Extracted records:
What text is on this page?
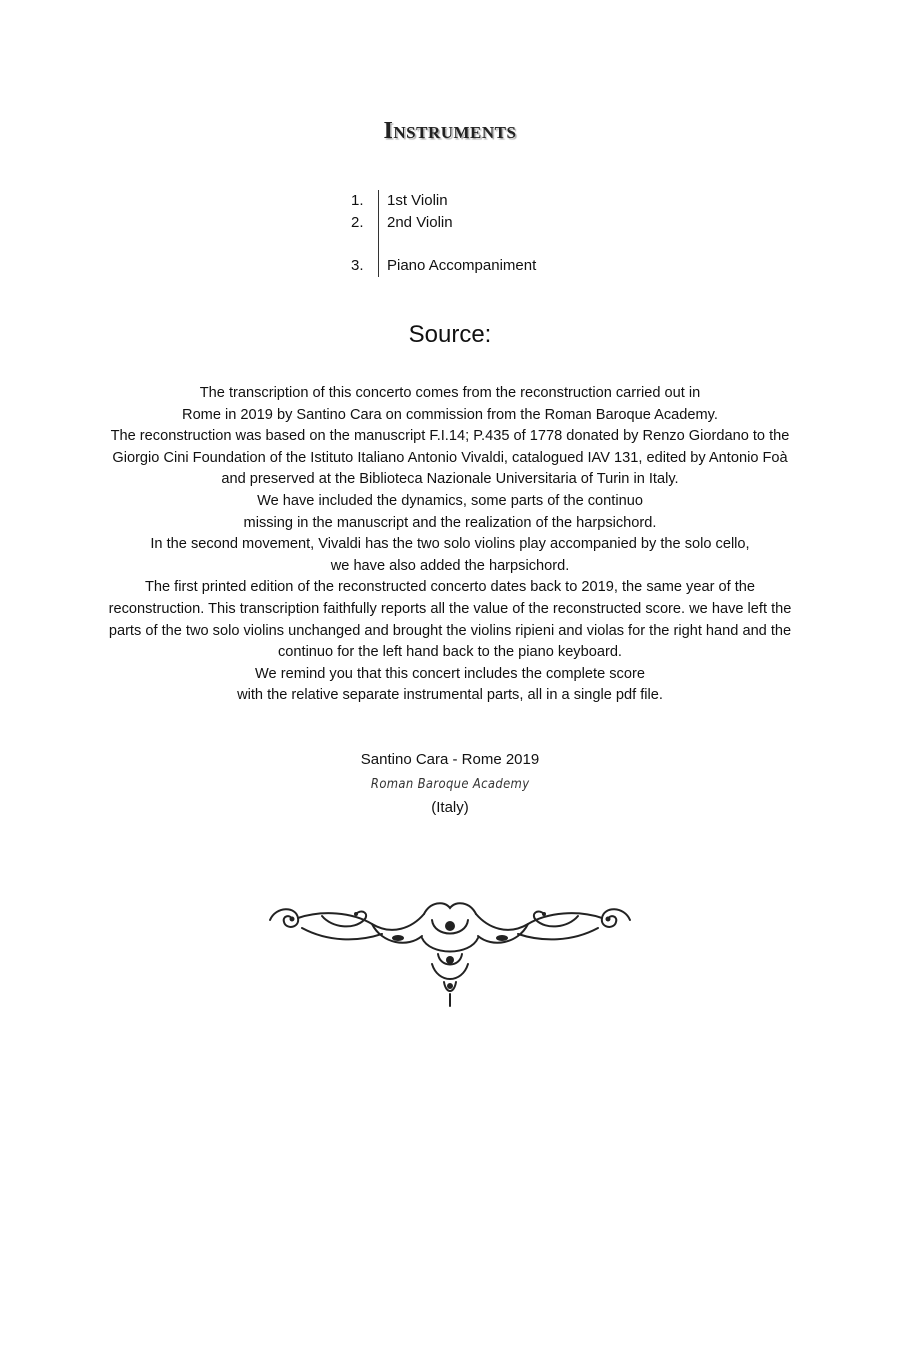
Instruments
1.	1st Violin
2.	2nd Violin
3.	Piano Accompaniment
Source:
The transcription of this concerto comes from the reconstruction carried out in
Rome in 2019 by Santino Cara on commission from the Roman Baroque Academy.
The reconstruction was based on the manuscript F.I.14; P.435 of 1778 donated by Renzo Giordano to the
Giorgio Cini Foundation of the Istituto Italiano Antonio Vivaldi, catalogued IAV 131, edited by Antonio Foà
and preserved at the Biblioteca Nazionale Universitaria of Turin in Italy.
We have included the dynamics, some parts of the continuo
missing in the manuscript and the realization of the harpsichord.
In the second movement, Vivaldi has the two solo violins play accompanied by the solo cello,
we have also added the harpsichord.
The first printed edition of the reconstructed concerto dates back to 2019, the same year of the
reconstruction. This transcription faithfully reports all the value of the reconstructed score. we have left the
parts of the two solo violins unchanged and brought the violins ripieni and violas for the right hand and the
continuo for the left hand back to the piano keyboard.
We remind you that this concert includes the complete score
with the relative separate instrumental parts, all in a single pdf file.
Santino Cara - Rome 2019
Roman Baroque Academy
(Italy)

**Requirement**: From the entries above, output every line exactly and omit any image.

**Worked solution**:
What text is on this page?
Instruments
1.	1st Violin
2.	2nd Violin
3.	Piano Accompaniment
Source:
The transcription of this concerto comes from the reconstruction carried out in
Rome in 2019 by Santino Cara on commission from the Roman Baroque Academy.
The reconstruction was based on the manuscript F.I.14; P.435 of 1778 donated by Renzo Giordano to the
Giorgio Cini Foundation of the Istituto Italiano Antonio Vivaldi, catalogued IAV 131, edited by Antonio Foà
and preserved at the Biblioteca Nazionale Universitaria of Turin in Italy.
We have included the dynamics, some parts of the continuo
missing in the manuscript and the realization of the harpsichord.
In the second movement, Vivaldi has the two solo violins play accompanied by the solo cello,
we have also added the harpsichord.
The first printed edition of the reconstructed concerto dates back to 2019, the same year of the
reconstruction. This transcription faithfully reports all the value of the reconstructed score. we have left the
parts of the two solo violins unchanged and brought the violins ripieni and violas for the right hand and the
continuo for the left hand back to the piano keyboard.
We remind you that this concert includes the complete score
with the relative separate instrumental parts, all in a single pdf file.
Santino Cara - Rome 2019
Roman Baroque Academy
(Italy)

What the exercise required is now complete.